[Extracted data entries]
++++++++++++++++++++

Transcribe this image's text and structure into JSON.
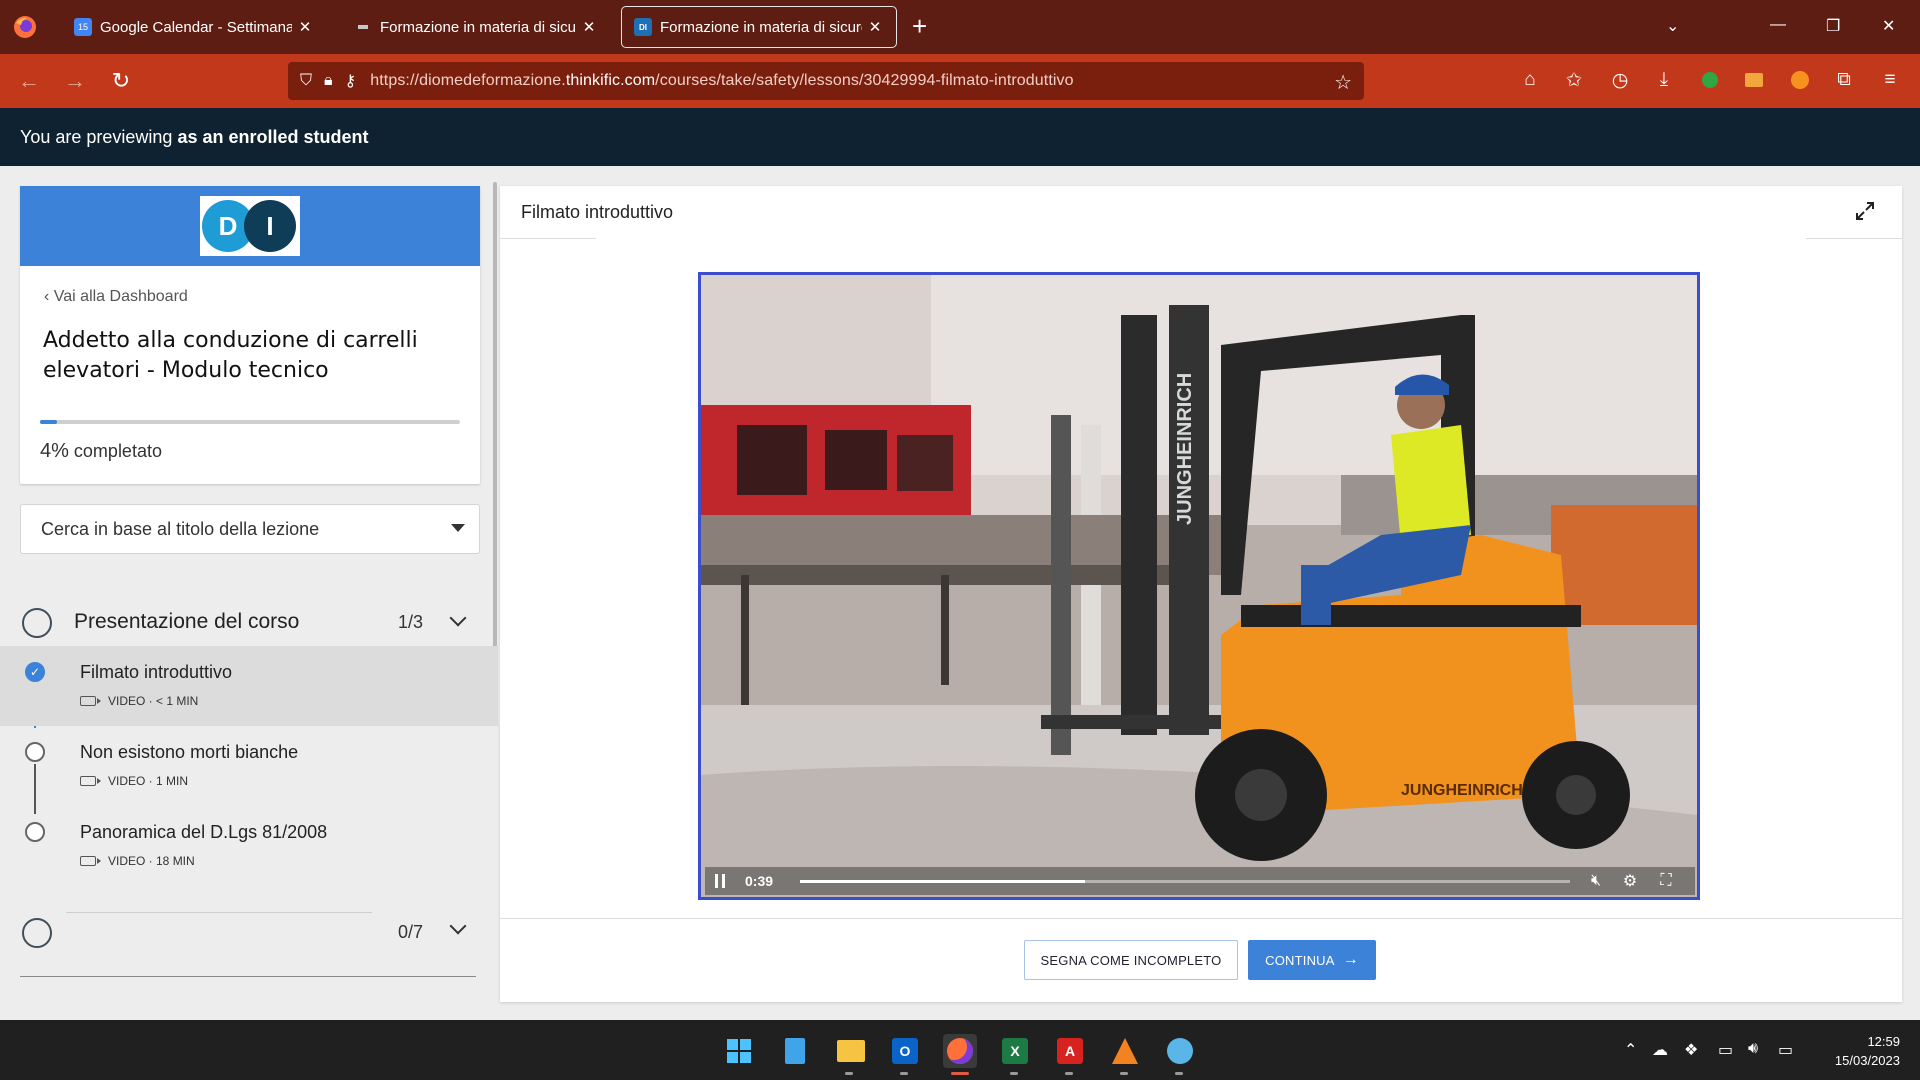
{
  "browser": {
    "tabs": [
      {
        "title": "Google Calendar - Settimana de",
        "icon": "google-calendar-icon",
        "favicon_text": "15"
      },
      {
        "title": "Formazione in materia di sicurez",
        "icon": "thinkific-icon"
      },
      {
        "title": "Formazione in materia di sicurez",
        "icon": "thinkific-icon",
        "favicon_text": "DI"
      }
    ],
    "url_prefix": "https://diomedeformazione.",
    "url_domain": "thinkific.com",
    "url_path": "/courses/take/safety/lessons/30429994-filmato-introduttivo",
    "chrome_color": "#5e1d12",
    "toolbar_color": "#c2381a"
  },
  "preview_banner": {
    "text": "You are previewing",
    "bold": "as an enrolled student"
  },
  "sidebar": {
    "back_link": "Vai alla Dashboard",
    "course_title": "Addetto alla conduzione di carrelli elevatori - Modulo tecnico",
    "progress_percent": 4,
    "progress_pct_label": "4%",
    "progress_suffix": "completato",
    "logo_letters": [
      "D",
      "I"
    ],
    "search_placeholder": "Cerca in base al titolo della lezione",
    "sections": [
      {
        "title": "Presentazione del corso",
        "count": "1/3",
        "lessons": [
          {
            "title": "Filmato introduttivo",
            "meta": "VIDEO · < 1 MIN",
            "completed": true,
            "active": true
          },
          {
            "title": "Non esistono morti bianche",
            "meta": "VIDEO · 1 MIN",
            "completed": false,
            "active": false
          },
          {
            "title": "Panoramica del D.Lgs 81/2008",
            "meta": "VIDEO · 18 MIN",
            "completed": false,
            "active": false
          }
        ]
      },
      {
        "title": "",
        "count": "0/7"
      }
    ]
  },
  "content": {
    "lesson_title": "Filmato introduttivo",
    "video": {
      "time": "0:39",
      "progress_fraction": 0.37,
      "buffered_fraction": 0.45,
      "forklift_brand": "JUNGHEINRICH"
    },
    "btn_incomplete": "SEGNA COME INCOMPLETO",
    "btn_continue": "CONTINUA",
    "accent_color": "#3b82d8"
  },
  "taskbar": {
    "apps": [
      "windows-start-icon",
      "notepad-icon",
      "file-explorer-icon",
      "outlook-icon",
      "firefox-icon",
      "excel-icon",
      "acrobat-icon",
      "vlc-icon",
      "paint-icon"
    ],
    "time": "12:59",
    "date": "15/03/2023"
  }
}
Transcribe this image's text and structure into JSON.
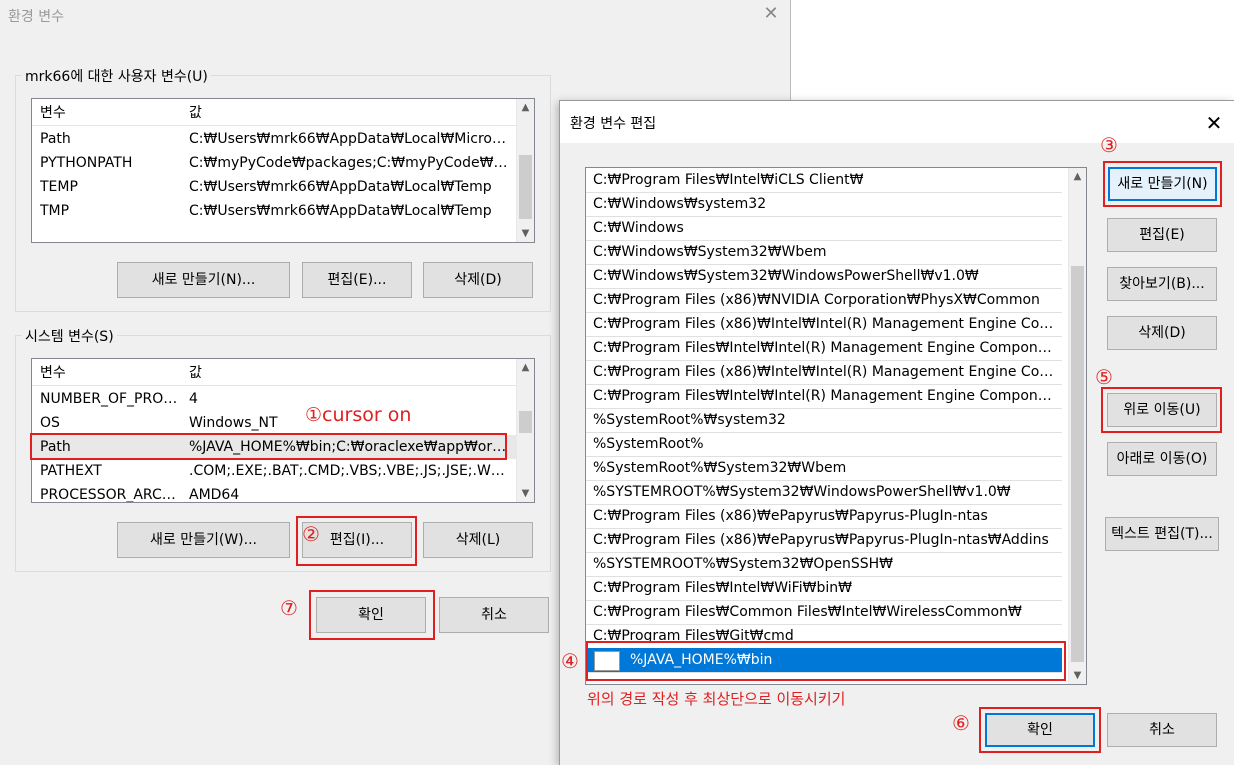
{
  "env_dialog": {
    "title": "환경 변수",
    "close_icon": "close-icon",
    "user_vars": {
      "group_label": "mrk66에 대한 사용자 변수(U)",
      "columns": [
        "변수",
        "값"
      ],
      "rows": [
        {
          "name": "Path",
          "value": "C:₩Users₩mrk66₩AppData₩Local₩Microsoft..."
        },
        {
          "name": "PYTHONPATH",
          "value": "C:₩myPyCode₩packages;C:₩myPyCode₩mo..."
        },
        {
          "name": "TEMP",
          "value": "C:₩Users₩mrk66₩AppData₩Local₩Temp"
        },
        {
          "name": "TMP",
          "value": "C:₩Users₩mrk66₩AppData₩Local₩Temp"
        }
      ],
      "buttons": {
        "new": "새로 만들기(N)...",
        "edit": "편집(E)...",
        "delete": "삭제(D)"
      }
    },
    "system_vars": {
      "group_label": "시스템 변수(S)",
      "columns": [
        "변수",
        "값"
      ],
      "rows": [
        {
          "name": "NUMBER_OF_PROC...",
          "value": "4"
        },
        {
          "name": "OS",
          "value": "Windows_NT"
        },
        {
          "name": "Path",
          "value": "%JAVA_HOME%₩bin;C:₩oraclexe₩app₩orac..."
        },
        {
          "name": "PATHEXT",
          "value": ".COM;.EXE;.BAT;.CMD;.VBS;.VBE;.JS;.JSE;.WSF;..."
        },
        {
          "name": "PROCESSOR_ARCH...",
          "value": "AMD64"
        }
      ],
      "buttons": {
        "new": "새로 만들기(W)...",
        "edit": "편집(I)...",
        "delete": "삭제(L)"
      }
    },
    "ok": "확인",
    "cancel": "취소"
  },
  "edit_dialog": {
    "title": "환경 변수 편집",
    "close_icon": "close-icon",
    "paths": [
      "C:₩Program Files₩Intel₩iCLS Client₩",
      "C:₩Windows₩system32",
      "C:₩Windows",
      "C:₩Windows₩System32₩Wbem",
      "C:₩Windows₩System32₩WindowsPowerShell₩v1.0₩",
      "C:₩Program Files (x86)₩NVIDIA Corporation₩PhysX₩Common",
      "C:₩Program Files (x86)₩Intel₩Intel(R) Management Engine Compo...",
      "C:₩Program Files₩Intel₩Intel(R) Management Engine Components...",
      "C:₩Program Files (x86)₩Intel₩Intel(R) Management Engine Compo...",
      "C:₩Program Files₩Intel₩Intel(R) Management Engine Components...",
      "%SystemRoot%₩system32",
      "%SystemRoot%",
      "%SystemRoot%₩System32₩Wbem",
      "%SYSTEMROOT%₩System32₩WindowsPowerShell₩v1.0₩",
      "C:₩Program Files (x86)₩ePapyrus₩Papyrus-PlugIn-ntas",
      "C:₩Program Files (x86)₩ePapyrus₩Papyrus-PlugIn-ntas₩Addins",
      "%SYSTEMROOT%₩System32₩OpenSSH₩",
      "C:₩Program Files₩Intel₩WiFi₩bin₩",
      "C:₩Program Files₩Common Files₩Intel₩WirelessCommon₩",
      "C:₩Program Files₩Git₩cmd"
    ],
    "selected_path": "%JAVA_HOME%₩bin",
    "buttons": {
      "new": "새로 만들기(N)",
      "edit": "편집(E)",
      "browse": "찾아보기(B)...",
      "delete": "삭제(D)",
      "move_up": "위로 이동(U)",
      "move_down": "아래로 이동(O)",
      "edit_text": "텍스트 편집(T)..."
    },
    "ok": "확인",
    "cancel": "취소"
  },
  "annotations": {
    "step1": "①cursor on",
    "step2": "②",
    "step3": "③",
    "step4": "④",
    "step5": "⑤",
    "step6": "⑥",
    "step7": "⑦",
    "note": "위의 경로 작성 후 최상단으로 이동시키기"
  },
  "colors": {
    "annotation": "#e02020",
    "selection": "#0078d7",
    "dialog_bg": "#f0f0f0"
  }
}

++++++++++++++++++++

*EXERCISE BRIEF*: Repeat the material above verbatim. Leave the pictures behind.

*FINISHED EXERCISE*:
Transcribe this image's text and structure into JSON.
{
  "browser": {
    "tabs": [
      {
        "title": "Google Calendar - Settimana de",
        "icon": "google-calendar-icon",
        "favicon_text": "15"
      },
      {
        "title": "Formazione in materia di sicurez",
        "icon": "thinkific-icon"
      },
      {
        "title": "Formazione in materia di sicurez",
        "icon": "thinkific-icon",
        "favicon_text": "DI"
      }
    ],
    "url_prefix": "https://diomedeformazione.",
    "url_domain": "thinkific.com",
    "url_path": "/courses/take/safety/lessons/30429994-filmato-introduttivo",
    "chrome_color": "#5e1d12",
    "toolbar_color": "#c2381a"
  },
  "preview_banner": {
    "text": "You are previewing",
    "bold": "as an enrolled student"
  },
  "sidebar": {
    "back_link": "Vai alla Dashboard",
    "course_title": "Addetto alla conduzione di carrelli elevatori - Modulo tecnico",
    "progress_percent": 4,
    "progress_pct_label": "4%",
    "progress_suffix": "completato",
    "logo_letters": [
      "D",
      "I"
    ],
    "search_placeholder": "Cerca in base al titolo della lezione",
    "sections": [
      {
        "title": "Presentazione del corso",
        "count": "1/3",
        "lessons": [
          {
            "title": "Filmato introduttivo",
            "meta": "VIDEO · < 1 MIN",
            "completed": true,
            "active": true
          },
          {
            "title": "Non esistono morti bianche",
            "meta": "VIDEO · 1 MIN",
            "completed": false,
            "active": false
          },
          {
            "title": "Panoramica del D.Lgs 81/2008",
            "meta": "VIDEO · 18 MIN",
            "completed": false,
            "active": false
          }
        ]
      },
      {
        "title": "",
        "count": "0/7"
      }
    ]
  },
  "content": {
    "lesson_title": "Filmato introduttivo",
    "video": {
      "time": "0:39",
      "progress_fraction": 0.37,
      "buffered_fraction": 0.45,
      "forklift_brand": "JUNGHEINRICH"
    },
    "btn_incomplete": "SEGNA COME INCOMPLETO",
    "btn_continue": "CONTINUA",
    "accent_color": "#3b82d8"
  },
  "taskbar": {
    "apps": [
      "windows-start-icon",
      "notepad-icon",
      "file-explorer-icon",
      "outlook-icon",
      "firefox-icon",
      "excel-icon",
      "acrobat-icon",
      "vlc-icon",
      "paint-icon"
    ],
    "time": "12:59",
    "date": "15/03/2023"
  }
}
Transcribe this image's text and structure into JSON.
{
  "env_dialog": {
    "title": "환경 변수",
    "close_icon": "close-icon",
    "user_vars": {
      "group_label": "mrk66에 대한 사용자 변수(U)",
      "columns": [
        "변수",
        "값"
      ],
      "rows": [
        {
          "name": "Path",
          "value": "C:₩Users₩mrk66₩AppData₩Local₩Microsoft..."
        },
        {
          "name": "PYTHONPATH",
          "value": "C:₩myPyCode₩packages;C:₩myPyCode₩mo..."
        },
        {
          "name": "TEMP",
          "value": "C:₩Users₩mrk66₩AppData₩Local₩Temp"
        },
        {
          "name": "TMP",
          "value": "C:₩Users₩mrk66₩AppData₩Local₩Temp"
        }
      ],
      "buttons": {
        "new": "새로 만들기(N)...",
        "edit": "편집(E)...",
        "delete": "삭제(D)"
      }
    },
    "system_vars": {
      "group_label": "시스템 변수(S)",
      "columns": [
        "변수",
        "값"
      ],
      "rows": [
        {
          "name": "NUMBER_OF_PROC...",
          "value": "4"
        },
        {
          "name": "OS",
          "value": "Windows_NT"
        },
        {
          "name": "Path",
          "value": "%JAVA_HOME%₩bin;C:₩oraclexe₩app₩orac..."
        },
        {
          "name": "PATHEXT",
          "value": ".COM;.EXE;.BAT;.CMD;.VBS;.VBE;.JS;.JSE;.WSF;..."
        },
        {
          "name": "PROCESSOR_ARCH...",
          "value": "AMD64"
        }
      ],
      "buttons": {
        "new": "새로 만들기(W)...",
        "edit": "편집(I)...",
        "delete": "삭제(L)"
      }
    },
    "ok": "확인",
    "cancel": "취소"
  },
  "edit_dialog": {
    "title": "환경 변수 편집",
    "close_icon": "close-icon",
    "paths": [
      "C:₩Program Files₩Intel₩iCLS Client₩",
      "C:₩Windows₩system32",
      "C:₩Windows",
      "C:₩Windows₩System32₩Wbem",
      "C:₩Windows₩System32₩WindowsPowerShell₩v1.0₩",
      "C:₩Program Files (x86)₩NVIDIA Corporation₩PhysX₩Common",
      "C:₩Program Files (x86)₩Intel₩Intel(R) Management Engine Compo...",
      "C:₩Program Files₩Intel₩Intel(R) Management Engine Components...",
      "C:₩Program Files (x86)₩Intel₩Intel(R) Management Engine Compo...",
      "C:₩Program Files₩Intel₩Intel(R) Management Engine Components...",
      "%SystemRoot%₩system32",
      "%SystemRoot%",
      "%SystemRoot%₩System32₩Wbem",
      "%SYSTEMROOT%₩System32₩WindowsPowerShell₩v1.0₩",
      "C:₩Program Files (x86)₩ePapyrus₩Papyrus-PlugIn-ntas",
      "C:₩Program Files (x86)₩ePapyrus₩Papyrus-PlugIn-ntas₩Addins",
      "%SYSTEMROOT%₩System32₩OpenSSH₩",
      "C:₩Program Files₩Intel₩WiFi₩bin₩",
      "C:₩Program Files₩Common Files₩Intel₩WirelessCommon₩",
      "C:₩Program Files₩Git₩cmd"
    ],
    "selected_path": "%JAVA_HOME%₩bin",
    "buttons": {
      "new": "새로 만들기(N)",
      "edit": "편집(E)",
      "browse": "찾아보기(B)...",
      "delete": "삭제(D)",
      "move_up": "위로 이동(U)",
      "move_down": "아래로 이동(O)",
      "edit_text": "텍스트 편집(T)..."
    },
    "ok": "확인",
    "cancel": "취소"
  },
  "annotations": {
    "step1": "①cursor on",
    "step2": "②",
    "step3": "③",
    "step4": "④",
    "step5": "⑤",
    "step6": "⑥",
    "step7": "⑦",
    "note": "위의 경로 작성 후 최상단으로 이동시키기"
  },
  "colors": {
    "annotation": "#e02020",
    "selection": "#0078d7",
    "dialog_bg": "#f0f0f0"
  }
}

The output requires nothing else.